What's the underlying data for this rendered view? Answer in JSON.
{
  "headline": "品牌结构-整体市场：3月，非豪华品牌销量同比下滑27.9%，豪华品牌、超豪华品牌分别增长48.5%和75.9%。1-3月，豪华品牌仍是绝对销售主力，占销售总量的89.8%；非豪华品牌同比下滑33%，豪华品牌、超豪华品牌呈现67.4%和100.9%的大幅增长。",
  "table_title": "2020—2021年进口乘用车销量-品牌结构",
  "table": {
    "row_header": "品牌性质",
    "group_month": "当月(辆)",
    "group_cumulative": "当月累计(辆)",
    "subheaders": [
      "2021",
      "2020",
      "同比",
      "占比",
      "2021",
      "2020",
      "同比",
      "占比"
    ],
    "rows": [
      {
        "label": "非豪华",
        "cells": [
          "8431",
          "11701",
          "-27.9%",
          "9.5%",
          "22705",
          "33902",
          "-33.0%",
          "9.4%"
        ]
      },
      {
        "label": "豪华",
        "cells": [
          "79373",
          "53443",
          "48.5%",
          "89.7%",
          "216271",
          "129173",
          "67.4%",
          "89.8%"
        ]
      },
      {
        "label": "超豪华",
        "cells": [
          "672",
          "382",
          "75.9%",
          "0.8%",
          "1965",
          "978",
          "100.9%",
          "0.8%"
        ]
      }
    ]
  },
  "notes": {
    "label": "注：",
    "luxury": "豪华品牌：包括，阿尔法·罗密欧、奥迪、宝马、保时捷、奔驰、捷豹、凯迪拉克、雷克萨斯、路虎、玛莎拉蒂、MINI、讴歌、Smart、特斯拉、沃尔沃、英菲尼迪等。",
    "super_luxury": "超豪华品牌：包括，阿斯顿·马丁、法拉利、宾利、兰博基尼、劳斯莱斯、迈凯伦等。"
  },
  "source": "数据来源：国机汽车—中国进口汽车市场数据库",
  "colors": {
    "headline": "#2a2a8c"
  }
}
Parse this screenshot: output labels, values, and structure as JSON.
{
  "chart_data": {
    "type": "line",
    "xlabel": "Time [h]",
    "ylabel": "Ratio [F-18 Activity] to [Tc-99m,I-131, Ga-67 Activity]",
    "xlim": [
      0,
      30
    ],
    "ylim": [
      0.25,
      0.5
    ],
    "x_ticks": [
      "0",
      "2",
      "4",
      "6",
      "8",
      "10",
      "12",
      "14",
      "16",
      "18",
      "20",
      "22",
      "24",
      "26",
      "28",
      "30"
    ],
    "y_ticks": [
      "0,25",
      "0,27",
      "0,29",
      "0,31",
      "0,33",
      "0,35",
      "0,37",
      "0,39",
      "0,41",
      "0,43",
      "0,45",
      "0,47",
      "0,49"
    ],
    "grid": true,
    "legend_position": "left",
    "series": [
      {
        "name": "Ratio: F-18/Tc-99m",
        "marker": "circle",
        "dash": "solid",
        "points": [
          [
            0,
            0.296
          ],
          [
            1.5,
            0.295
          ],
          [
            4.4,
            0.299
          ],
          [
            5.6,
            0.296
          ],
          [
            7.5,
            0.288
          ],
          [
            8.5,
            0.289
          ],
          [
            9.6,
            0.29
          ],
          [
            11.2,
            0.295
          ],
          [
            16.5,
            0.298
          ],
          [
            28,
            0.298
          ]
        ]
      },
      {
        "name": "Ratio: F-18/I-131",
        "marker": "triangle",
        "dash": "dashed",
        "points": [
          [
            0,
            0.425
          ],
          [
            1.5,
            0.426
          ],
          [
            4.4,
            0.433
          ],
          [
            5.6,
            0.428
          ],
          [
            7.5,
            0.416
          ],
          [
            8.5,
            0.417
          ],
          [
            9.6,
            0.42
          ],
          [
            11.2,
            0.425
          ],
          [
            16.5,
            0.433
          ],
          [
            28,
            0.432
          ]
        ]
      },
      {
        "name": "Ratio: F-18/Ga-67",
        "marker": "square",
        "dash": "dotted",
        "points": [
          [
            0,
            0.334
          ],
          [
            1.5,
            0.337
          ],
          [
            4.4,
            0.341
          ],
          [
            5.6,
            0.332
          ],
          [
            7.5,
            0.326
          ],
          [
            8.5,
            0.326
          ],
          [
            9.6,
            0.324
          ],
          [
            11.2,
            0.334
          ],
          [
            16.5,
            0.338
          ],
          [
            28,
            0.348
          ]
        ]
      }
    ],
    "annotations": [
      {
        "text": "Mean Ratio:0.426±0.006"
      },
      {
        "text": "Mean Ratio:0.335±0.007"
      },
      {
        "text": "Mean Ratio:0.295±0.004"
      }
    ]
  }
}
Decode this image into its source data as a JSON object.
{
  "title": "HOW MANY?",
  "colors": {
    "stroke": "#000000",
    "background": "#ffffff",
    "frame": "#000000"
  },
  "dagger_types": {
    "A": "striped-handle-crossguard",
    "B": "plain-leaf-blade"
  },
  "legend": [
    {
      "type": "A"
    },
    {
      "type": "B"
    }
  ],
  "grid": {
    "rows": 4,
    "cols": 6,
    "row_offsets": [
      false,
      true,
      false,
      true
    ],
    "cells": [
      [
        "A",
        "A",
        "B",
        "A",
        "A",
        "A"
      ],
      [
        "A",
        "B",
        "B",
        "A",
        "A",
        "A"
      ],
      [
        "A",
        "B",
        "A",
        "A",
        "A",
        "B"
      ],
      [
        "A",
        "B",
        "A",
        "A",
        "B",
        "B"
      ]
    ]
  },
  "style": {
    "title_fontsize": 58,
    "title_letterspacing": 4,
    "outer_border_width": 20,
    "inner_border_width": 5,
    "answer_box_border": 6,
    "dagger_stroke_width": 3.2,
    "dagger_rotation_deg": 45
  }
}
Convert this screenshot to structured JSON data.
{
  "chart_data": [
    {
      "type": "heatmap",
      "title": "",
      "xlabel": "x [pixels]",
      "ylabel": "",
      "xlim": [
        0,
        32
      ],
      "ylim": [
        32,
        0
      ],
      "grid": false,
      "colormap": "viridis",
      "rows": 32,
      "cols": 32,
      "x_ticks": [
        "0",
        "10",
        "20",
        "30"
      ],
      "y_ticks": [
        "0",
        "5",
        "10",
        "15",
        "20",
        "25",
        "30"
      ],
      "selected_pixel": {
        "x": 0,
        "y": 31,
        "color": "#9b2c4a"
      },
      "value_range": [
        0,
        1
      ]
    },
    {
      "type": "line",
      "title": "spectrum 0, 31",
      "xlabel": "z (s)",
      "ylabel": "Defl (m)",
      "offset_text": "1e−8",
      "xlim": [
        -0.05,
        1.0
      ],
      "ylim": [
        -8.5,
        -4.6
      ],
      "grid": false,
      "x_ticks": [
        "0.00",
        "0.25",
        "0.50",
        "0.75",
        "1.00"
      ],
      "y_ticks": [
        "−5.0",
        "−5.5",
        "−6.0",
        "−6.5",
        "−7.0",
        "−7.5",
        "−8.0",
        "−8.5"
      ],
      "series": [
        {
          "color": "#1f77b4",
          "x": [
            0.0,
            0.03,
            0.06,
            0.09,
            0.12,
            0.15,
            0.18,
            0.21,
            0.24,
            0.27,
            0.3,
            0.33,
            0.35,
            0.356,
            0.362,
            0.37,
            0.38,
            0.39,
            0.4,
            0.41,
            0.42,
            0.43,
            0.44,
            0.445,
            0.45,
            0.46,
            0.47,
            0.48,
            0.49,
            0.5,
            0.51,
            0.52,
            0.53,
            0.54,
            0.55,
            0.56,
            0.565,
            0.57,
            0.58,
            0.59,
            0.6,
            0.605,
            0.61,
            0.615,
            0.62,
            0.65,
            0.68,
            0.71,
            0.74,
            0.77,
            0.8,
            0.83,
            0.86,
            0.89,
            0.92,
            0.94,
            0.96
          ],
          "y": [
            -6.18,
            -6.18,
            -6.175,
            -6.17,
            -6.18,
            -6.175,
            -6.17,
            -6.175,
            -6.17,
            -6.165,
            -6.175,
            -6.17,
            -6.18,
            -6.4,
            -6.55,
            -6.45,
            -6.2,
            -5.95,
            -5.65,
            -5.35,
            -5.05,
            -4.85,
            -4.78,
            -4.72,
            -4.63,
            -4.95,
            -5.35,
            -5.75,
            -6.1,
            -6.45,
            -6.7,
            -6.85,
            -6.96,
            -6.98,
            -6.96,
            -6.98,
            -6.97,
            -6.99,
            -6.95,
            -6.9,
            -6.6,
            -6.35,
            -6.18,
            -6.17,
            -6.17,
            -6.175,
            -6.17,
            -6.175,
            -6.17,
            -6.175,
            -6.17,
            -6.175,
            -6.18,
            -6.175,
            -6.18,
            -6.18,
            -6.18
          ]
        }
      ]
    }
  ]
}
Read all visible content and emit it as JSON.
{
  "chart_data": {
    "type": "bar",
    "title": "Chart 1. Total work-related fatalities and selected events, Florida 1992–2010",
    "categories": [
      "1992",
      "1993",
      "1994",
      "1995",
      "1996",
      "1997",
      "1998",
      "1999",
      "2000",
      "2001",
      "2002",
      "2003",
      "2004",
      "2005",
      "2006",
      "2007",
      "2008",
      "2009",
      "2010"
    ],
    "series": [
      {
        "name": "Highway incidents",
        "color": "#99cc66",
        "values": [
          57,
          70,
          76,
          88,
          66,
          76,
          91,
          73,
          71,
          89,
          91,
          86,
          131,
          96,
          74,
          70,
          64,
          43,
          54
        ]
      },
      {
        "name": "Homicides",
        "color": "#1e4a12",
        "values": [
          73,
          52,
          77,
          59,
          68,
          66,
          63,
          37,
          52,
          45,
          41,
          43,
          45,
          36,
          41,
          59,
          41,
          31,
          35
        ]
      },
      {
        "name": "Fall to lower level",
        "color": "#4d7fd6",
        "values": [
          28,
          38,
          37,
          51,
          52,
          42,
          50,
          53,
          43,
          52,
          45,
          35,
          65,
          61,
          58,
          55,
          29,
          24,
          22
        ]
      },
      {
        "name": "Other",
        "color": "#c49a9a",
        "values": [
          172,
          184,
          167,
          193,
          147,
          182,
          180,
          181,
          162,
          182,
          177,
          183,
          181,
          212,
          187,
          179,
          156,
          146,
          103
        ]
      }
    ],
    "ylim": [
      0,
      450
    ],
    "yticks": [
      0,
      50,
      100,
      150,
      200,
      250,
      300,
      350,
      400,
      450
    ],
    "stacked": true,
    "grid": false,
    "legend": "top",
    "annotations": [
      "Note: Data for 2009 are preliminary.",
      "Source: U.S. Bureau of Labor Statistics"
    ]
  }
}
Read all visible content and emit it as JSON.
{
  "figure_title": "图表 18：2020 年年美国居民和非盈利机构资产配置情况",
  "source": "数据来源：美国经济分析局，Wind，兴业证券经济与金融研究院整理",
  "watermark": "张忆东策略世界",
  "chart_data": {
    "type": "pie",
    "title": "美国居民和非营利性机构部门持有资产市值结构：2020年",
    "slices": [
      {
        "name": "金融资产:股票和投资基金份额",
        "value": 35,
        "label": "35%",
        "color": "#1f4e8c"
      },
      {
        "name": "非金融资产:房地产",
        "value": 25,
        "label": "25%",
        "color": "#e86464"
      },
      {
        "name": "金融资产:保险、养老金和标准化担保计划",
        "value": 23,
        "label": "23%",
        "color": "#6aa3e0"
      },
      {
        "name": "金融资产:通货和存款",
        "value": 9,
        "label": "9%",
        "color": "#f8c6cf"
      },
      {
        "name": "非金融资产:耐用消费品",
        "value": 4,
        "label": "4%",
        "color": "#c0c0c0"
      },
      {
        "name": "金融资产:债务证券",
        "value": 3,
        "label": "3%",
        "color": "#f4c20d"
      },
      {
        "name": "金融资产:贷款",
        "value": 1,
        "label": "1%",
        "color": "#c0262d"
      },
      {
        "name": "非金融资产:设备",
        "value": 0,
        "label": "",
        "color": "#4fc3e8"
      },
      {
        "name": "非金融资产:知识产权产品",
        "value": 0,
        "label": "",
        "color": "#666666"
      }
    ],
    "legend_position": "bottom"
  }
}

********************

Brief>
Gather and copy every line of the data in which the string "非金融资产" is found.

Result of the task>
        "name": "非金融资产:房地产",
        "name": "非金融资产:耐用消费品",
        "name": "非金融资产:设备",
        "name": "非金融资产:知识产权产品",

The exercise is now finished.